• PROBLEM TO SOLVE
Reproduce every line of the data below verbatim, keeping the original order.

— BEGIN AVAILABLE RECORDS —

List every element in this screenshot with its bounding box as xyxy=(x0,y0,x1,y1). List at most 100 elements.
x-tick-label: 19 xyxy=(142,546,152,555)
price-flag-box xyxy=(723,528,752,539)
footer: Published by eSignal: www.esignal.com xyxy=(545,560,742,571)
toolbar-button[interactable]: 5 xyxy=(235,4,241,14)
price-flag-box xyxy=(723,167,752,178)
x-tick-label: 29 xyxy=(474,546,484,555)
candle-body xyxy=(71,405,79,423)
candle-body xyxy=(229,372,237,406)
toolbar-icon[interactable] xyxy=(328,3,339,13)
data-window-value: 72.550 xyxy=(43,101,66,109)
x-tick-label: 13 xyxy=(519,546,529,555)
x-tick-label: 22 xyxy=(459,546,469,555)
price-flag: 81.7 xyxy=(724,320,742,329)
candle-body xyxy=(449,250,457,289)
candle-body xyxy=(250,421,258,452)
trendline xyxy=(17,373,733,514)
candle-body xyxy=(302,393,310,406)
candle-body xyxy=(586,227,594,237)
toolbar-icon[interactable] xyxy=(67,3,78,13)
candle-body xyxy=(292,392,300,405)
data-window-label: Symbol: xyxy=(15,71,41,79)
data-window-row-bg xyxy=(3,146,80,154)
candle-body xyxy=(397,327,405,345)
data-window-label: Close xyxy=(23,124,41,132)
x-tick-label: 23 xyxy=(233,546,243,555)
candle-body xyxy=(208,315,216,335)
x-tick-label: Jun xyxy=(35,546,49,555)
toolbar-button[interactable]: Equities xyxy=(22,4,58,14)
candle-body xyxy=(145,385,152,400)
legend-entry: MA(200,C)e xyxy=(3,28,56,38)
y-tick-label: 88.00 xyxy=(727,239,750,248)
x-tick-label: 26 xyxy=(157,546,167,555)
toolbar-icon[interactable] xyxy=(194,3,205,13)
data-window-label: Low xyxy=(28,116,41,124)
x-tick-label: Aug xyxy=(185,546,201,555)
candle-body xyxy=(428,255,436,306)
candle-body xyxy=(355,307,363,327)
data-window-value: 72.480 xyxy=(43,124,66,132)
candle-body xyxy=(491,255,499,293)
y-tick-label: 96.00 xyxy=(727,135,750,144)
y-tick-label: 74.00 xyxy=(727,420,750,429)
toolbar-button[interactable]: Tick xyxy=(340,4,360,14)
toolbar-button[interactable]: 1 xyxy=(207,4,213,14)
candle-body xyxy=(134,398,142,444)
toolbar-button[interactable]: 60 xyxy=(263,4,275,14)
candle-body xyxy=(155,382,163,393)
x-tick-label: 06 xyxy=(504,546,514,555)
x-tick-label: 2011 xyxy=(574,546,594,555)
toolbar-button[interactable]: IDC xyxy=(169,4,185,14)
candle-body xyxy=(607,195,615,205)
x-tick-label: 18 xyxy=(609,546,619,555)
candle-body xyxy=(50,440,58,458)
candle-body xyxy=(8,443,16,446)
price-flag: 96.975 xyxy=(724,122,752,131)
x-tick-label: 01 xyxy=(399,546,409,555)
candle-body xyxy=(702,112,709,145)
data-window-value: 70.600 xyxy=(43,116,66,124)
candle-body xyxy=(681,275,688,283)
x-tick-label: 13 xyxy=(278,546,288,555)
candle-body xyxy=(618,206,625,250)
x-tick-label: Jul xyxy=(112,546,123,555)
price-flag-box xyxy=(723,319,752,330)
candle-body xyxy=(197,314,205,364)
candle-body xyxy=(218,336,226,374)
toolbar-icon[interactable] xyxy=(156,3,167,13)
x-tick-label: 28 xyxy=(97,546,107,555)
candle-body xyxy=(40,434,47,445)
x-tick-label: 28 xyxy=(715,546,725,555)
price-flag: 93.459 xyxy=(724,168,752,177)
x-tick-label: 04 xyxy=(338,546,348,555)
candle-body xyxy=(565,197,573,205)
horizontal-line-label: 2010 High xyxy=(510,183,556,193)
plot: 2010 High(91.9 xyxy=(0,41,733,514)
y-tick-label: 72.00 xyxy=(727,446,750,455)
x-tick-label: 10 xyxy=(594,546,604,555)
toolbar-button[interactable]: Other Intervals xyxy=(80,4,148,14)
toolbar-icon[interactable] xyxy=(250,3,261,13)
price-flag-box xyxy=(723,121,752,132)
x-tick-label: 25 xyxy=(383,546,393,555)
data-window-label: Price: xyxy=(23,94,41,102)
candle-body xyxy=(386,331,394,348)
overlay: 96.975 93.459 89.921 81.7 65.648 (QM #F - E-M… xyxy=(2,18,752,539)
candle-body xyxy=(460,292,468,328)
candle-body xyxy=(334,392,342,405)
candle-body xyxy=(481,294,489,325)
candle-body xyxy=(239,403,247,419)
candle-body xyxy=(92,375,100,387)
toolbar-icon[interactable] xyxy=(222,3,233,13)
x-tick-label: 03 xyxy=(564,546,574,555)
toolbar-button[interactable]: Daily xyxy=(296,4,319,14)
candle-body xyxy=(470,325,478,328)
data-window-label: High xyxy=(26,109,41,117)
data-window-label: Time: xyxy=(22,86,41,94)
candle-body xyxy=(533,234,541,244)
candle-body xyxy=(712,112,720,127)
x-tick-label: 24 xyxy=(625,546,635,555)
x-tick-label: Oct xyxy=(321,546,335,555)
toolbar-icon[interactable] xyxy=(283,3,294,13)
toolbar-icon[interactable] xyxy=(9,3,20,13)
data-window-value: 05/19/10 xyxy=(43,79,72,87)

— END AVAILABLE RECORDS —

• TASK RESULT
List every element in this screenshot with its bounding box as xyxy=(x0,y0,x1,y1). List at most 100 elements.
x-tick-label: 19 xyxy=(142,546,152,555)
price-flag-box xyxy=(723,528,752,539)
footer: Published by eSignal: www.esignal.com xyxy=(545,560,742,571)
toolbar-button[interactable]: 5 xyxy=(235,4,241,14)
price-flag-box xyxy=(723,167,752,178)
x-tick-label: 29 xyxy=(474,546,484,555)
candle-body xyxy=(71,405,79,423)
candle-body xyxy=(229,372,237,406)
toolbar-icon[interactable] xyxy=(328,3,339,13)
data-window-value: 72.550 xyxy=(43,101,66,109)
x-tick-label: 13 xyxy=(519,546,529,555)
x-tick-label: 22 xyxy=(459,546,469,555)
price-flag: 81.7 xyxy=(724,320,742,329)
candle-body xyxy=(449,250,457,289)
candle-body xyxy=(250,421,258,452)
trendline xyxy=(17,373,733,514)
candle-body xyxy=(302,393,310,406)
candle-body xyxy=(586,227,594,237)
toolbar-icon[interactable] xyxy=(67,3,78,13)
candle-body xyxy=(292,392,300,405)
data-window-label: Symbol: xyxy=(15,71,41,79)
data-window-row-bg xyxy=(3,146,80,154)
candle-body xyxy=(397,327,405,345)
data-window-label: Close xyxy=(23,124,41,132)
x-tick-label: 23 xyxy=(233,546,243,555)
candle-body xyxy=(208,315,216,335)
x-tick-label: Jun xyxy=(35,546,49,555)
toolbar-button[interactable]: Equities xyxy=(22,4,58,14)
candle-body xyxy=(145,385,152,400)
legend-entry: MA(200,C)e xyxy=(3,28,56,38)
y-tick-label: 88.00 xyxy=(727,239,750,248)
x-tick-label: 26 xyxy=(157,546,167,555)
toolbar-icon[interactable] xyxy=(194,3,205,13)
data-window-label: Low xyxy=(28,116,41,124)
x-tick-label: Aug xyxy=(185,546,201,555)
candle-body xyxy=(428,255,436,306)
candle-body xyxy=(355,307,363,327)
data-window-value: 72.480 xyxy=(43,124,66,132)
candle-body xyxy=(491,255,499,293)
y-tick-label: 96.00 xyxy=(727,135,750,144)
y-tick-label: 74.00 xyxy=(727,420,750,429)
toolbar-button[interactable]: Tick xyxy=(340,4,360,14)
toolbar-button[interactable]: 1 xyxy=(207,4,213,14)
candle-body xyxy=(134,398,142,444)
toolbar-button[interactable]: 60 xyxy=(263,4,275,14)
candle-body xyxy=(155,382,163,393)
x-tick-label: 06 xyxy=(504,546,514,555)
x-tick-label: 2011 xyxy=(574,546,594,555)
toolbar-button[interactable]: IDC xyxy=(169,4,185,14)
candle-body xyxy=(607,195,615,205)
x-tick-label: 18 xyxy=(609,546,619,555)
candle-body xyxy=(50,440,58,458)
candle-body xyxy=(8,443,16,446)
price-flag: 96.975 xyxy=(724,122,752,131)
x-tick-label: 01 xyxy=(399,546,409,555)
candle-body xyxy=(702,112,709,145)
data-window-value: 70.600 xyxy=(43,116,66,124)
candle-body xyxy=(681,275,688,283)
x-tick-label: 13 xyxy=(278,546,288,555)
candle-body xyxy=(618,206,625,250)
x-tick-label: Jul xyxy=(112,546,123,555)
price-flag-box xyxy=(723,319,752,330)
candle-body xyxy=(197,314,205,364)
candle-body xyxy=(218,336,226,374)
toolbar-icon[interactable] xyxy=(156,3,167,13)
x-tick-label: 28 xyxy=(97,546,107,555)
candle-body xyxy=(40,434,47,445)
x-tick-label: 28 xyxy=(715,546,725,555)
price-flag: 93.459 xyxy=(724,168,752,177)
x-tick-label: 04 xyxy=(338,546,348,555)
candle-body xyxy=(565,197,573,205)
horizontal-line-label: 2010 High xyxy=(510,183,556,193)
plot: 2010 High(91.9 xyxy=(0,41,733,514)
y-tick-label: 72.00 xyxy=(727,446,750,455)
x-tick-label: 10 xyxy=(594,546,604,555)
toolbar-button[interactable]: Other Intervals xyxy=(80,4,148,14)
toolbar-icon[interactable] xyxy=(250,3,261,13)
price-flag-box xyxy=(723,121,752,132)
x-tick-label: 25 xyxy=(383,546,393,555)
data-window-label: Price: xyxy=(23,94,41,102)
candle-body xyxy=(386,331,394,348)
overlay: 96.975 93.459 89.921 81.7 65.648 (QM #F - E-M… xyxy=(2,18,752,539)
candle-body xyxy=(460,292,468,328)
candle-body xyxy=(334,392,342,405)
candle-body xyxy=(481,294,489,325)
candle-body xyxy=(239,403,247,419)
candle-body xyxy=(92,375,100,387)
toolbar-icon[interactable] xyxy=(222,3,233,13)
x-tick-label: 03 xyxy=(564,546,574,555)
toolbar-button[interactable]: Daily xyxy=(296,4,319,14)
candle-body xyxy=(470,325,478,328)
data-window-label: High xyxy=(26,109,41,117)
data-window-label: Time: xyxy=(22,86,41,94)
candle-body xyxy=(533,234,541,244)
candle-body xyxy=(712,112,720,127)
x-tick-label: 24 xyxy=(625,546,635,555)
x-tick-label: Oct xyxy=(321,546,335,555)
toolbar-icon[interactable] xyxy=(283,3,294,13)
toolbar-icon[interactable] xyxy=(9,3,20,13)
data-window-value: 05/19/10 xyxy=(43,79,72,87)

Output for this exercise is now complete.